# Listed records start

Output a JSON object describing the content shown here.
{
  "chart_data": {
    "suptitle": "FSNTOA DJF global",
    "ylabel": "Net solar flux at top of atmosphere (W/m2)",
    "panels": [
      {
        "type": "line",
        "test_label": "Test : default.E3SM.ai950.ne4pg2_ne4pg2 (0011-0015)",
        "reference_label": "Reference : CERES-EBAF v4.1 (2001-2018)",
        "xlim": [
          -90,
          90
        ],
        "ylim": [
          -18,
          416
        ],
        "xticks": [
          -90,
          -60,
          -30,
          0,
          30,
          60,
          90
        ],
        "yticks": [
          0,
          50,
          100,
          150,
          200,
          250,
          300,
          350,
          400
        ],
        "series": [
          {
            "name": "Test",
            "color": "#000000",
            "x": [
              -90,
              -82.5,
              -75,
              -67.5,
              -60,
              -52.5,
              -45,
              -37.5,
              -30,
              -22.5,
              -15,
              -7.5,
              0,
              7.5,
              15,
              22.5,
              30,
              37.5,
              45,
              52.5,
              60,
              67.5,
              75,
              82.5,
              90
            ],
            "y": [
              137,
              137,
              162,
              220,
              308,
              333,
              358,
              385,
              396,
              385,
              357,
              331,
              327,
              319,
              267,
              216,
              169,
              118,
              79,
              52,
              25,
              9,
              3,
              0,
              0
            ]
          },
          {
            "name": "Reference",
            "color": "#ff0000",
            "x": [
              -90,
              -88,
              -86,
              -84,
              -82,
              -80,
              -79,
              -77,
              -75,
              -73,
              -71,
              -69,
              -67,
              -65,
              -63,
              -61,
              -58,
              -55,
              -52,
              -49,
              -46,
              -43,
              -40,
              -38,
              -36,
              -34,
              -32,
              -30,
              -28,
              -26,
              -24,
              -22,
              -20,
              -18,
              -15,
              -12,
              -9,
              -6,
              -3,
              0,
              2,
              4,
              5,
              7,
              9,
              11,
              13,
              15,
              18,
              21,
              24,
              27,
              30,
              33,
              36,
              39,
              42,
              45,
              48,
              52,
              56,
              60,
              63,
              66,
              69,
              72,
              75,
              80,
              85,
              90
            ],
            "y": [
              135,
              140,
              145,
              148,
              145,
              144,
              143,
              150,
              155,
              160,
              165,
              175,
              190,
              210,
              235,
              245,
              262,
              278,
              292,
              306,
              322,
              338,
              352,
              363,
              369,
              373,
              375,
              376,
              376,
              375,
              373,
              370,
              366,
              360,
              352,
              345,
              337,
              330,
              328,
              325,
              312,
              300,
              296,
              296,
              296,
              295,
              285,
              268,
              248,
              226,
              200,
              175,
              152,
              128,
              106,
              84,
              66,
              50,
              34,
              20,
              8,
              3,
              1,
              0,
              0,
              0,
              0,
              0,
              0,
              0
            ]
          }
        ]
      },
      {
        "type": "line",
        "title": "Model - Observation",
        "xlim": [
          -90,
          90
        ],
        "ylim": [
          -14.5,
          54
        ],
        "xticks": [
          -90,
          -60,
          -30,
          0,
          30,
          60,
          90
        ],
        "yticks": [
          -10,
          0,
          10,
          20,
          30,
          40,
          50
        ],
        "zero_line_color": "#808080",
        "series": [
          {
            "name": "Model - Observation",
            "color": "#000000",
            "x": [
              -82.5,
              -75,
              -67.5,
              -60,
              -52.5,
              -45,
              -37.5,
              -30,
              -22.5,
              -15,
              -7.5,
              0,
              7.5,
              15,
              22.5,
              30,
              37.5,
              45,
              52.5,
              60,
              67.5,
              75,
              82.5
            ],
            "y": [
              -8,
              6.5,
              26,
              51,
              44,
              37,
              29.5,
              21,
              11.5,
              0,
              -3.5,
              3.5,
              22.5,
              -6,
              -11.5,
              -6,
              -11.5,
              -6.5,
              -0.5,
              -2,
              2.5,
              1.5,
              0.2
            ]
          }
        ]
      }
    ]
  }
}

# Listed records end

Set exercise: Copy every line of the material, please, keeping it exactly the same.

The reply:
Output a JSON object describing the content shown here.
{
  "chart_data": {
    "suptitle": "FSNTOA DJF global",
    "ylabel": "Net solar flux at top of atmosphere (W/m2)",
    "panels": [
      {
        "type": "line",
        "test_label": "Test : default.E3SM.ai950.ne4pg2_ne4pg2 (0011-0015)",
        "reference_label": "Reference : CERES-EBAF v4.1 (2001-2018)",
        "xlim": [
          -90,
          90
        ],
        "ylim": [
          -18,
          416
        ],
        "xticks": [
          -90,
          -60,
          -30,
          0,
          30,
          60,
          90
        ],
        "yticks": [
          0,
          50,
          100,
          150,
          200,
          250,
          300,
          350,
          400
        ],
        "series": [
          {
            "name": "Test",
            "color": "#000000",
            "x": [
              -90,
              -82.5,
              -75,
              -67.5,
              -60,
              -52.5,
              -45,
              -37.5,
              -30,
              -22.5,
              -15,
              -7.5,
              0,
              7.5,
              15,
              22.5,
              30,
              37.5,
              45,
              52.5,
              60,
              67.5,
              75,
              82.5,
              90
            ],
            "y": [
              137,
              137,
              162,
              220,
              308,
              333,
              358,
              385,
              396,
              385,
              357,
              331,
              327,
              319,
              267,
              216,
              169,
              118,
              79,
              52,
              25,
              9,
              3,
              0,
              0
            ]
          },
          {
            "name": "Reference",
            "color": "#ff0000",
            "x": [
              -90,
              -88,
              -86,
              -84,
              -82,
              -80,
              -79,
              -77,
              -75,
              -73,
              -71,
              -69,
              -67,
              -65,
              -63,
              -61,
              -58,
              -55,
              -52,
              -49,
              -46,
              -43,
              -40,
              -38,
              -36,
              -34,
              -32,
              -30,
              -28,
              -26,
              -24,
              -22,
              -20,
              -18,
              -15,
              -12,
              -9,
              -6,
              -3,
              0,
              2,
              4,
              5,
              7,
              9,
              11,
              13,
              15,
              18,
              21,
              24,
              27,
              30,
              33,
              36,
              39,
              42,
              45,
              48,
              52,
              56,
              60,
              63,
              66,
              69,
              72,
              75,
              80,
              85,
              90
            ],
            "y": [
              135,
              140,
              145,
              148,
              145,
              144,
              143,
              150,
              155,
              160,
              165,
              175,
              190,
              210,
              235,
              245,
              262,
              278,
              292,
              306,
              322,
              338,
              352,
              363,
              369,
              373,
              375,
              376,
              376,
              375,
              373,
              370,
              366,
              360,
              352,
              345,
              337,
              330,
              328,
              325,
              312,
              300,
              296,
              296,
              296,
              295,
              285,
              268,
              248,
              226,
              200,
              175,
              152,
              128,
              106,
              84,
              66,
              50,
              34,
              20,
              8,
              3,
              1,
              0,
              0,
              0,
              0,
              0,
              0,
              0
            ]
          }
        ]
      },
      {
        "type": "line",
        "title": "Model - Observation",
        "xlim": [
          -90,
          90
        ],
        "ylim": [
          -14.5,
          54
        ],
        "xticks": [
          -90,
          -60,
          -30,
          0,
          30,
          60,
          90
        ],
        "yticks": [
          -10,
          0,
          10,
          20,
          30,
          40,
          50
        ],
        "zero_line_color": "#808080",
        "series": [
          {
            "name": "Model - Observation",
            "color": "#000000",
            "x": [
              -82.5,
              -75,
              -67.5,
              -60,
              -52.5,
              -45,
              -37.5,
              -30,
              -22.5,
              -15,
              -7.5,
              0,
              7.5,
              15,
              22.5,
              30,
              37.5,
              45,
              52.5,
              60,
              67.5,
              75,
              82.5
            ],
            "y": [
              -8,
              6.5,
              26,
              51,
              44,
              37,
              29.5,
              21,
              11.5,
              0,
              -3.5,
              3.5,
              22.5,
              -6,
              -11.5,
              -6,
              -11.5,
              -6.5,
              -0.5,
              -2,
              2.5,
              1.5,
              0.2
            ]
          }
        ]
      }
    ]
  }
}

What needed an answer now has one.